Return the lines where the word "text" occurs.

• Data to process
------------------------------
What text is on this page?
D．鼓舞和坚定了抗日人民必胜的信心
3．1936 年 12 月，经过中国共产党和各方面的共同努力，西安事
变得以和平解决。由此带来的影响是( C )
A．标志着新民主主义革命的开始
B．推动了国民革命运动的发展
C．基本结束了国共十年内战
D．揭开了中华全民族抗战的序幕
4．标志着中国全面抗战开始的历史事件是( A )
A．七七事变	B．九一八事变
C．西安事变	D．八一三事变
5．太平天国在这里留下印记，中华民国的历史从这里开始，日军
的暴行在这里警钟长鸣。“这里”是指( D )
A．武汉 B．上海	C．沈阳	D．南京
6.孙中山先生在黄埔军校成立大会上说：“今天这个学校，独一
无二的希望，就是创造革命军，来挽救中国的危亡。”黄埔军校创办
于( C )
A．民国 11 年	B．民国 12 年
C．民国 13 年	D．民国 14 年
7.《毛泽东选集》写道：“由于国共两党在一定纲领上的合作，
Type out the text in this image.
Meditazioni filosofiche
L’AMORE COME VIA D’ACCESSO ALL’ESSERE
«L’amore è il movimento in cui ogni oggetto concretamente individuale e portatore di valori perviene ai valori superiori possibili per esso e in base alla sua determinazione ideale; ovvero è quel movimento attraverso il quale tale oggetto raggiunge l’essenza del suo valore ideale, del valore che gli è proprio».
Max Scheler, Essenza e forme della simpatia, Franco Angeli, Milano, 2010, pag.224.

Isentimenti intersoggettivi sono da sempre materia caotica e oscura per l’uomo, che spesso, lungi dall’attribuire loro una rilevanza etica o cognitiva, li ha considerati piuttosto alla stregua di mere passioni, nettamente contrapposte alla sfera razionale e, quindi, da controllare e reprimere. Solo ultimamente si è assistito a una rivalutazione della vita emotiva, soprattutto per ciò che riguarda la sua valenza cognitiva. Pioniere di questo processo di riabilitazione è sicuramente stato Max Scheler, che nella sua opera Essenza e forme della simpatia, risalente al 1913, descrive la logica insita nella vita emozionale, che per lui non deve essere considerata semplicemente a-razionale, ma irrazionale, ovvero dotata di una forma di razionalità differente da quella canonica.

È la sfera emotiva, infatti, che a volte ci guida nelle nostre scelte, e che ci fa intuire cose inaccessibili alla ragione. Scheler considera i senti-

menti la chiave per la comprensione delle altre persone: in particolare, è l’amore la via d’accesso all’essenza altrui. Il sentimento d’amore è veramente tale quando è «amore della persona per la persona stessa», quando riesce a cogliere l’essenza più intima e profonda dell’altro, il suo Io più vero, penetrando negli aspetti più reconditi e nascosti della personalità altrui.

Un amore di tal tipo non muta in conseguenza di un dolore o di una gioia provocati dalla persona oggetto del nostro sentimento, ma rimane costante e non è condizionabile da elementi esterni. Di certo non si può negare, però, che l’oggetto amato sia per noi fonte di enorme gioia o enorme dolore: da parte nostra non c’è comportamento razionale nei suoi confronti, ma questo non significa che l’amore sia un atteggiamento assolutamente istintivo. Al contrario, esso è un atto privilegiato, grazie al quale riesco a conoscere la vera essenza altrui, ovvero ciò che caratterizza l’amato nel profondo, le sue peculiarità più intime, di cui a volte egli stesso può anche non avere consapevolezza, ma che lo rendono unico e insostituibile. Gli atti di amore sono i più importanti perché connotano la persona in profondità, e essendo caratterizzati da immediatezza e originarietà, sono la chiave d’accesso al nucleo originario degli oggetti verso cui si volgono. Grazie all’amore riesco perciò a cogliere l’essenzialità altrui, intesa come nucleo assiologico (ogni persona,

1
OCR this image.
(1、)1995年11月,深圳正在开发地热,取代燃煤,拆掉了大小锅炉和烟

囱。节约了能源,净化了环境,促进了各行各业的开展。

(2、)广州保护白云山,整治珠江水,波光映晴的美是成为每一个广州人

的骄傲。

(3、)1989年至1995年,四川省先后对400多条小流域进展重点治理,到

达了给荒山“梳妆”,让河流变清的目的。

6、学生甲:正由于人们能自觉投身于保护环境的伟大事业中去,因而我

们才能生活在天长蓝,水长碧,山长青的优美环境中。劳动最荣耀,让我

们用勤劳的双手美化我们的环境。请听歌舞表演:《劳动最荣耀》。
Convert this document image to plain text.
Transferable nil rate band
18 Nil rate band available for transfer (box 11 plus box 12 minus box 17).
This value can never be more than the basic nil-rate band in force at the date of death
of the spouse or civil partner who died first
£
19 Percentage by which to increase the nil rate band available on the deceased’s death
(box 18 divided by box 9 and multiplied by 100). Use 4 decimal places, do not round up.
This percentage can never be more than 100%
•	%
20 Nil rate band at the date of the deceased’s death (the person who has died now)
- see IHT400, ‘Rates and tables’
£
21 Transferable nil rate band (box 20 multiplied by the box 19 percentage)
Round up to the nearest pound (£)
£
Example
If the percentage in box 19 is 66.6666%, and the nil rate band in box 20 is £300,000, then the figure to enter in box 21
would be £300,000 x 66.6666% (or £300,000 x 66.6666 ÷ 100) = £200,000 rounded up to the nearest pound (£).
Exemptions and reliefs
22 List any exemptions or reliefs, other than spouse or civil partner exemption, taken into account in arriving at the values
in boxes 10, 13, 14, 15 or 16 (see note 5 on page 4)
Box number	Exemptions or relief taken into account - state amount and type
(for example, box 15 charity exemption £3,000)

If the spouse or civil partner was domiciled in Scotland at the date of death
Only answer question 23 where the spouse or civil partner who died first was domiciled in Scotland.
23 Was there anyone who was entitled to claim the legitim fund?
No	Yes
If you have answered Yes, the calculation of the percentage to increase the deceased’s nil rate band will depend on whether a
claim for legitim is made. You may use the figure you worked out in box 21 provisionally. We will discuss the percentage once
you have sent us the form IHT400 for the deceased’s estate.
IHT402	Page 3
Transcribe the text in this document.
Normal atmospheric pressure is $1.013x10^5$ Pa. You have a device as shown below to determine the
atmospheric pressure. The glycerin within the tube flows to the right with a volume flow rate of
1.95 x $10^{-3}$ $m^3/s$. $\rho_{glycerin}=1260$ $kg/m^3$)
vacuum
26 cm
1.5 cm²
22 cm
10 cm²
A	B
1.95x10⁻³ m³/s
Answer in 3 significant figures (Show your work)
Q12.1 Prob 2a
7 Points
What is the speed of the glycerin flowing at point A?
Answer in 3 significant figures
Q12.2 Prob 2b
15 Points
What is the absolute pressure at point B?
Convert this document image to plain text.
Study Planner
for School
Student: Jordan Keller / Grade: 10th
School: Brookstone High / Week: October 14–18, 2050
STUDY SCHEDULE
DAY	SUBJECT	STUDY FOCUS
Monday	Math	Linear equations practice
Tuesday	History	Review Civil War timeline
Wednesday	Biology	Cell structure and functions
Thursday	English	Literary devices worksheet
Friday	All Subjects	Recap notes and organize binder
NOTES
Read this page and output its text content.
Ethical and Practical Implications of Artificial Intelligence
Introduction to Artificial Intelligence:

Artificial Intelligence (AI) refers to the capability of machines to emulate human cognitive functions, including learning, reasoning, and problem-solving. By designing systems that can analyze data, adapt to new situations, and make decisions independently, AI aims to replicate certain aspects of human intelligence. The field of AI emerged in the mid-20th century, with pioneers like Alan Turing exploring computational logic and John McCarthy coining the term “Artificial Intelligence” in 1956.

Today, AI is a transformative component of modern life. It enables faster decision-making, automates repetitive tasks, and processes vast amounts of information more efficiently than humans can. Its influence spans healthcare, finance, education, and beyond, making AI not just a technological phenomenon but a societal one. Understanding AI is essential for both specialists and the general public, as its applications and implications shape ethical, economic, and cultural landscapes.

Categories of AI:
------------------------------
• Exercise solution
What text is on this page?
Type out the text in this image.
Convert this document image to plain text.
Transcribe the text in this document.
Convert this document image to plain text.
Read this page and output its text content.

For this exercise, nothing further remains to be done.